───── Data provided
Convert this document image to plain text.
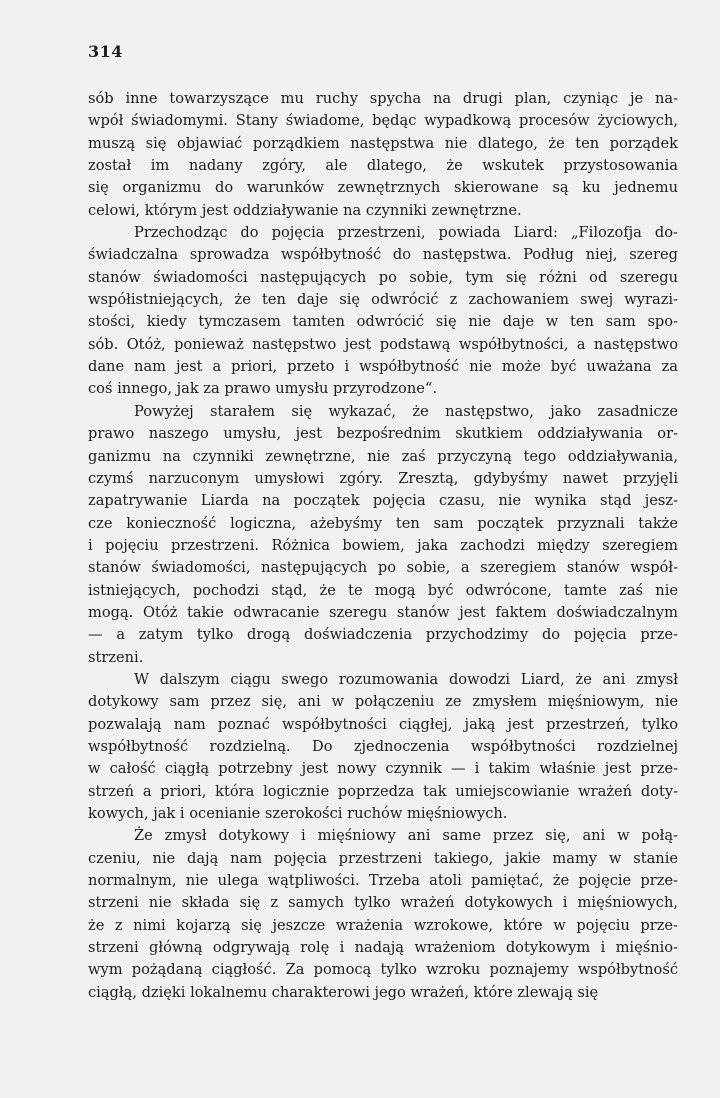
314
sób inne towarzyszące mu ruchy spycha na drugi plan, czyniąc je na-
wpół świadomymi. Stany świadome, będąc wypadkową procesów życiowych,
muszą się objawiać porządkiem następstwa nie dlatego, że ten porządek
został im nadany zgóry, ale dlatego, że wskutek przystosowania
się organizmu do warunków zewnętrznych skierowane są ku jednemu
celowi, którym jest oddziaływanie na czynniki zewnętrzne.
Przechodząc do pojęcia przestrzeni, powiada Liard: „Filozofja do-
świadczalna sprowadza współbytność do następstwa. Podług niej, szereg
stanów świadomości następujących po sobie, tym się różni od szeregu
współistniejących, że ten daje się odwrócić z zachowaniem swej wyrazi-
stości, kiedy tymczasem tamten odwrócić się nie daje w ten sam spo-
sób. Otóż, ponieważ następstwo jest podstawą współbytności, a następstwo
dane nam jest a priori, przeto i współbytność nie może być uważana za
coś innego, jak za prawo umysłu przyrodzone“.
Powyżej starałem się wykazać, że następstwo, jako zasadnicze
prawo naszego umysłu, jest bezpośrednim skutkiem oddziaływania or-
ganizmu na czynniki zewnętrzne, nie zaś przyczyną tego oddziaływania,
czymś narzuconym umysłowi zgóry. Zresztą, gdybyśmy nawet przyjęli
zapatrywanie Liarda na początek pojęcia czasu, nie wynika stąd jesz-
cze konieczność logiczna, ażebyśmy ten sam początek przyznali także
i pojęciu przestrzeni. Różnica bowiem, jaka zachodzi między szeregiem
stanów świadomości, następujących po sobie, a szeregiem stanów współ-
istniejących, pochodzi stąd, że te mogą być odwrócone, tamte zaś nie
mogą. Otóż takie odwracanie szeregu stanów jest faktem doświadczalnym
— a zatym tylko drogą doświadczenia przychodzimy do pojęcia prze-
strzeni.
W dalszym ciągu swego rozumowania dowodzi Liard, że ani zmysł
dotykowy sam przez się, ani w połączeniu ze zmysłem mięśniowym, nie
pozwalają nam poznać współbytności ciągłej, jaką jest przestrzeń, tylko
współbytność rozdzielną. Do zjednoczenia współbytności rozdzielnej
w całość ciągłą potrzebny jest nowy czynnik — i takim właśnie jest prze-
strzeń a priori, która logicznie poprzedza tak umiejscowianie wrażeń doty-
kowych, jak i ocenianie szerokości ruchów mięśniowych.
Że zmysł dotykowy i mięśniowy ani same przez się, ani w połą-
czeniu, nie dają nam pojęcia przestrzeni takiego, jakie mamy w stanie
normalnym, nie ulega wątpliwości. Trzeba atoli pamiętać, że pojęcie prze-
strzeni nie składa się z samych tylko wrażeń dotykowych i mięśniowych,
że z nimi kojarzą się jeszcze wrażenia wzrokowe, które w pojęciu prze-
strzeni główną odgrywają rolę i nadają wrażeniom dotykowym i mięśnio-
wym pożądaną ciągłość. Za pomocą tylko wzroku poznajemy współbytność
ciągłą, dzięki lokalnemu charakterowi jego wrażeń, które zlewają się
──────────
Check each line of the records for the word "mięśniowych" and extract those that contain it.

● **Response to the task**
kowych, jak i ocenianie szerokości ruchów mięśniowych.
strzeni nie składa się z samych tylko wrażeń dotykowych i mięśniowych,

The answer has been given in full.